# [BRIEF]
Gather all lines with the word "note" in them.

# [SUPPLIED DATA]
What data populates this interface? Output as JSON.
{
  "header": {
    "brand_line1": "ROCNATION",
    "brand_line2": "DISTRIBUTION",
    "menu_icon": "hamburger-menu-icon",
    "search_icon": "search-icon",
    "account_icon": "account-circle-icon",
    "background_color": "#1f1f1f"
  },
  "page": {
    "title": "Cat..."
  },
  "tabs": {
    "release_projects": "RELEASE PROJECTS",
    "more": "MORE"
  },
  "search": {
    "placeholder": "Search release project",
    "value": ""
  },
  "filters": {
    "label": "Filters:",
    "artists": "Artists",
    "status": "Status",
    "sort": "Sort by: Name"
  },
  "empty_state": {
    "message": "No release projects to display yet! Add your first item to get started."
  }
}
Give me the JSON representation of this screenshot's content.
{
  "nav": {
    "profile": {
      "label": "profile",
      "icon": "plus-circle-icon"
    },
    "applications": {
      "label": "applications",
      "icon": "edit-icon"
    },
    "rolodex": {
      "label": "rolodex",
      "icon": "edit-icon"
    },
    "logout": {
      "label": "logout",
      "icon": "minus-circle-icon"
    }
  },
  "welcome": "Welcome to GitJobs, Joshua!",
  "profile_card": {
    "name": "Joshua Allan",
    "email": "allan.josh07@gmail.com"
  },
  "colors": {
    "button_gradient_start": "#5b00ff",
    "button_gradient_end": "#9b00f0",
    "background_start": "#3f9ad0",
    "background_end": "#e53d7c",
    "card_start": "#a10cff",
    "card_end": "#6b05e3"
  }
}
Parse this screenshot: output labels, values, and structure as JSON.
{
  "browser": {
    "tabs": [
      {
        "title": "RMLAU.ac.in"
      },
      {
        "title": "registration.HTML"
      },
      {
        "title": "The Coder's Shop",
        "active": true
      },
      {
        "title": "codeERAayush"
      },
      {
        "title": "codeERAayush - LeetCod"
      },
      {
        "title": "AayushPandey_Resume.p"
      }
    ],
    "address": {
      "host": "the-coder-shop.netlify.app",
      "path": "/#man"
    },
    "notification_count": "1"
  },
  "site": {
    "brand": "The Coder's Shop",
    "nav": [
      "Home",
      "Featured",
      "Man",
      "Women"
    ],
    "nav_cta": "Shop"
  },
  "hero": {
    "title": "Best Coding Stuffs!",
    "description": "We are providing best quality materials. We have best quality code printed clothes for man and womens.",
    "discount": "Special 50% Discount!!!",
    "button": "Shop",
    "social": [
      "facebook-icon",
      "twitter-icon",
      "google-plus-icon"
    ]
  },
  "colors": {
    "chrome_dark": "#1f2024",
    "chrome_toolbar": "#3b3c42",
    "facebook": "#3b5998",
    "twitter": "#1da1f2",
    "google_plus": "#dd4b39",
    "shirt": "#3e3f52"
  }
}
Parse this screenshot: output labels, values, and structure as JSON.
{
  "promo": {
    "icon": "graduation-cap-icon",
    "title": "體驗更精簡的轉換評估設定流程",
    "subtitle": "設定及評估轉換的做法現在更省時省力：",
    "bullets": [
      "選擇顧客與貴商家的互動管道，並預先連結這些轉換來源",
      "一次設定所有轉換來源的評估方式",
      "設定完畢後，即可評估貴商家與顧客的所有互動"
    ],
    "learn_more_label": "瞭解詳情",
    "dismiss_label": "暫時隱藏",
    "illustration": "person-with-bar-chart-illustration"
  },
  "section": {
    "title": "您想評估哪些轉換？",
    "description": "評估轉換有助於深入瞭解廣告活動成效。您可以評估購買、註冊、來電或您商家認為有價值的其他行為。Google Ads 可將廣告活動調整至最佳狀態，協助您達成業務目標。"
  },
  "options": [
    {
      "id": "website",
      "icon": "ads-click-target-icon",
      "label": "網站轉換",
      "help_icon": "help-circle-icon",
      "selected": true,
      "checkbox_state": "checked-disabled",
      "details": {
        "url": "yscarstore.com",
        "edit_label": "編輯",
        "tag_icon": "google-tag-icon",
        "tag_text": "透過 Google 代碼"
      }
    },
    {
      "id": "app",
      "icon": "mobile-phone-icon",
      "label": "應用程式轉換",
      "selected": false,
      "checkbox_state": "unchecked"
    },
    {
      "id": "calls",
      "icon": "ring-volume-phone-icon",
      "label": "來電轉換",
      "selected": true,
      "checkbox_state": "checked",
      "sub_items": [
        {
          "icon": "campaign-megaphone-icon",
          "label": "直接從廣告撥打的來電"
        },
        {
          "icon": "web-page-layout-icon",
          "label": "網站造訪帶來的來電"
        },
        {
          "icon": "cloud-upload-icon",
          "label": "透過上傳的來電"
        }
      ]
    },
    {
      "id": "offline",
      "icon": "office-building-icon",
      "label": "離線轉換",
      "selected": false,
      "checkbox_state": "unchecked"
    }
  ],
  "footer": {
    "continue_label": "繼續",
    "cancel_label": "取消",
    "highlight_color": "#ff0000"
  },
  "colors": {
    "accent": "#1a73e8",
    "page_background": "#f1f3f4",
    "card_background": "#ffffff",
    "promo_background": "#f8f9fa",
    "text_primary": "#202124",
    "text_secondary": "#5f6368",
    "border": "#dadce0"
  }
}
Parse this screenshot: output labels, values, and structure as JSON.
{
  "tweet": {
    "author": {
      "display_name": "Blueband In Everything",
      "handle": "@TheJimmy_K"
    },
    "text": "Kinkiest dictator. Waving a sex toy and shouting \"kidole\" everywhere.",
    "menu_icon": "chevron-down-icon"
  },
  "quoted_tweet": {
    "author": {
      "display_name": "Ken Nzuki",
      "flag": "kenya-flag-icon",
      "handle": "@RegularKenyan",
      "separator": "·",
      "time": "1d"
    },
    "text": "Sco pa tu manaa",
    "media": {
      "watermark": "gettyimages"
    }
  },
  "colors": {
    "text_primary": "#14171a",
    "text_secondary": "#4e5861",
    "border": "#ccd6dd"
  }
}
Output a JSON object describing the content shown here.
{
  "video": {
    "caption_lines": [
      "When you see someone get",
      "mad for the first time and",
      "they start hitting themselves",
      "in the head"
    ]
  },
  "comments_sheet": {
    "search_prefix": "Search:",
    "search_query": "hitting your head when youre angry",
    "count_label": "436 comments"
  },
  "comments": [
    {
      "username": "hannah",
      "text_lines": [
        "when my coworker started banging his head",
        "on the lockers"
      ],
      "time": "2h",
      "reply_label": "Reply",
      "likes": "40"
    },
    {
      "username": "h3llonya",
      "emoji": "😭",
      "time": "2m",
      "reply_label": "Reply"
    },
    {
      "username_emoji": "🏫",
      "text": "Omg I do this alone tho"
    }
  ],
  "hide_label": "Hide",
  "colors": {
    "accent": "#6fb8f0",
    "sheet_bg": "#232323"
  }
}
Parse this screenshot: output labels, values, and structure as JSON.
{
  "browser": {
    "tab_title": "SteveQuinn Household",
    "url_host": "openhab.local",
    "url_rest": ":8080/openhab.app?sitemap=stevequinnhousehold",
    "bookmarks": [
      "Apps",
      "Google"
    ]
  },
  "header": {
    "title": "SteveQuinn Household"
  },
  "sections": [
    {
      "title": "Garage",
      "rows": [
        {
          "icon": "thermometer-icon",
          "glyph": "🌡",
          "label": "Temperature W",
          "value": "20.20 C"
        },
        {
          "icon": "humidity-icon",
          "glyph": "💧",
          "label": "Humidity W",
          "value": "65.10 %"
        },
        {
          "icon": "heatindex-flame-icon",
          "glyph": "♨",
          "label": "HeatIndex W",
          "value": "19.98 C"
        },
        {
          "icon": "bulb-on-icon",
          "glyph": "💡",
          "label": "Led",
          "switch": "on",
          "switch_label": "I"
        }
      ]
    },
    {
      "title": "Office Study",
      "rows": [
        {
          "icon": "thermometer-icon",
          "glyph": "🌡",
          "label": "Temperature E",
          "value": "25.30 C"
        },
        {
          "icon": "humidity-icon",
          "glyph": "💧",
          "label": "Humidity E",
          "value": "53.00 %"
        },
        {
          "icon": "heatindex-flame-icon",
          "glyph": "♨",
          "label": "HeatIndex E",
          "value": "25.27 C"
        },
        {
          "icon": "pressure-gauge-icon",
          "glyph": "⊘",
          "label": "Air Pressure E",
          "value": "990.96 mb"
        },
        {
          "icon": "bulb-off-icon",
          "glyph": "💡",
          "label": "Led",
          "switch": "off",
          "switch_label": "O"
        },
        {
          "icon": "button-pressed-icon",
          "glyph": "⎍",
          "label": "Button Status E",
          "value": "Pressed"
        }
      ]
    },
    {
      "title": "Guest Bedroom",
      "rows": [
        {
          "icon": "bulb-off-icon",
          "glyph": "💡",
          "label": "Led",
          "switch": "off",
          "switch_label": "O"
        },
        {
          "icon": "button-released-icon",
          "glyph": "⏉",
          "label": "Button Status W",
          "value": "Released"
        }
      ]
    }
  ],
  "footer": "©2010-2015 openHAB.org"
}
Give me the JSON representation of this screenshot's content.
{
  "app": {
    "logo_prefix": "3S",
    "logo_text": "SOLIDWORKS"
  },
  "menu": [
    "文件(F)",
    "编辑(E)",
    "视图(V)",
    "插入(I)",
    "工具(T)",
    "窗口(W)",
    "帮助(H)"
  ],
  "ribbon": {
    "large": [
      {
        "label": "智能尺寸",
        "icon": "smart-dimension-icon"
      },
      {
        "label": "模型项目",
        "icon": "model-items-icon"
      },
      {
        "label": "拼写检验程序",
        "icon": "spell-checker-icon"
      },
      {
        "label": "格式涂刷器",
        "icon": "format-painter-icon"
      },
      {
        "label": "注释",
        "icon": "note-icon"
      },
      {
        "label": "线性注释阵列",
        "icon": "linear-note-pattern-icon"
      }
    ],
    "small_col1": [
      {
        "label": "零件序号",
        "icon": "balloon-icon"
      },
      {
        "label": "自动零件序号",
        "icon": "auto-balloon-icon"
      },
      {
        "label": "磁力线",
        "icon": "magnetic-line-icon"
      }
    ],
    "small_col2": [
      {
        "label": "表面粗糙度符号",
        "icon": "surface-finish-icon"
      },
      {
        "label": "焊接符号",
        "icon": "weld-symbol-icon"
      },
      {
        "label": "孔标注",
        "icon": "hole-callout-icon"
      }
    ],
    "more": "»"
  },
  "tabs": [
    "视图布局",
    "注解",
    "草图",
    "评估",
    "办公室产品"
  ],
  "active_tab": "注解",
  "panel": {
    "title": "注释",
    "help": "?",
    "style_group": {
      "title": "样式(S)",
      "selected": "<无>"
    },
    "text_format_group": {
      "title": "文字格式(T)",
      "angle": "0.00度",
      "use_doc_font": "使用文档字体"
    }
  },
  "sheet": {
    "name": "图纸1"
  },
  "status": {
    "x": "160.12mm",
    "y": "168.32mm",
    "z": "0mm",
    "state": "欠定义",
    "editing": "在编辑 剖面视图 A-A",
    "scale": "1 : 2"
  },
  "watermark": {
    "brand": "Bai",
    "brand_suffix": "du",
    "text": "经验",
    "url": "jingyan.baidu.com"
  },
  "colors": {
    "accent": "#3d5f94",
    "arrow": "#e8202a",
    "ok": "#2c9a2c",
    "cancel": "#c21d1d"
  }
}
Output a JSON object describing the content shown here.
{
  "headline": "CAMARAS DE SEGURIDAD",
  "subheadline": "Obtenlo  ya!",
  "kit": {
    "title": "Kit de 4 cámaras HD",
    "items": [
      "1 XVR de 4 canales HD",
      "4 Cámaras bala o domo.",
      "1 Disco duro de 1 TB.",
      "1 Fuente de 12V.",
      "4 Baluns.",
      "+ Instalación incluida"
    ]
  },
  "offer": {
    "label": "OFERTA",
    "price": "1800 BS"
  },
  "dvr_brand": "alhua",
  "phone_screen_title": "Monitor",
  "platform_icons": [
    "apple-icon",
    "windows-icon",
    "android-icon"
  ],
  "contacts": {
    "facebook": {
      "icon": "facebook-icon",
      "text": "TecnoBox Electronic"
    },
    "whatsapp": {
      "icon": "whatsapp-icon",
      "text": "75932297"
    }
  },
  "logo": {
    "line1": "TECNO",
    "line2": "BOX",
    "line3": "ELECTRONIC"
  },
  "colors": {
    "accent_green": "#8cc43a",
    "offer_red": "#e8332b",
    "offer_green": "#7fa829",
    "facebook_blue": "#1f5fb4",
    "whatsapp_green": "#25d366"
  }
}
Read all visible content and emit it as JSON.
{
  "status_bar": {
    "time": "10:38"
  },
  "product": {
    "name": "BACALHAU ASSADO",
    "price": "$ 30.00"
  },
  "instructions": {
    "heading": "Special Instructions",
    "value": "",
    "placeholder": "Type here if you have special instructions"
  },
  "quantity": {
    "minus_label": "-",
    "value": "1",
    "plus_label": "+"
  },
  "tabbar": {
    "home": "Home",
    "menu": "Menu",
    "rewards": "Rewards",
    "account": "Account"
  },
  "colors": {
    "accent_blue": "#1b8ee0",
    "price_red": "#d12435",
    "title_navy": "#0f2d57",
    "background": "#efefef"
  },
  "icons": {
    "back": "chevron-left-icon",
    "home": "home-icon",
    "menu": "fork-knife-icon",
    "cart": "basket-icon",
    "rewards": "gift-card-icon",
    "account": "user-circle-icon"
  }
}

# [TASK RESPONSE]
        "icon": "note-icon"
        "icon": "linear-note-pattern-icon"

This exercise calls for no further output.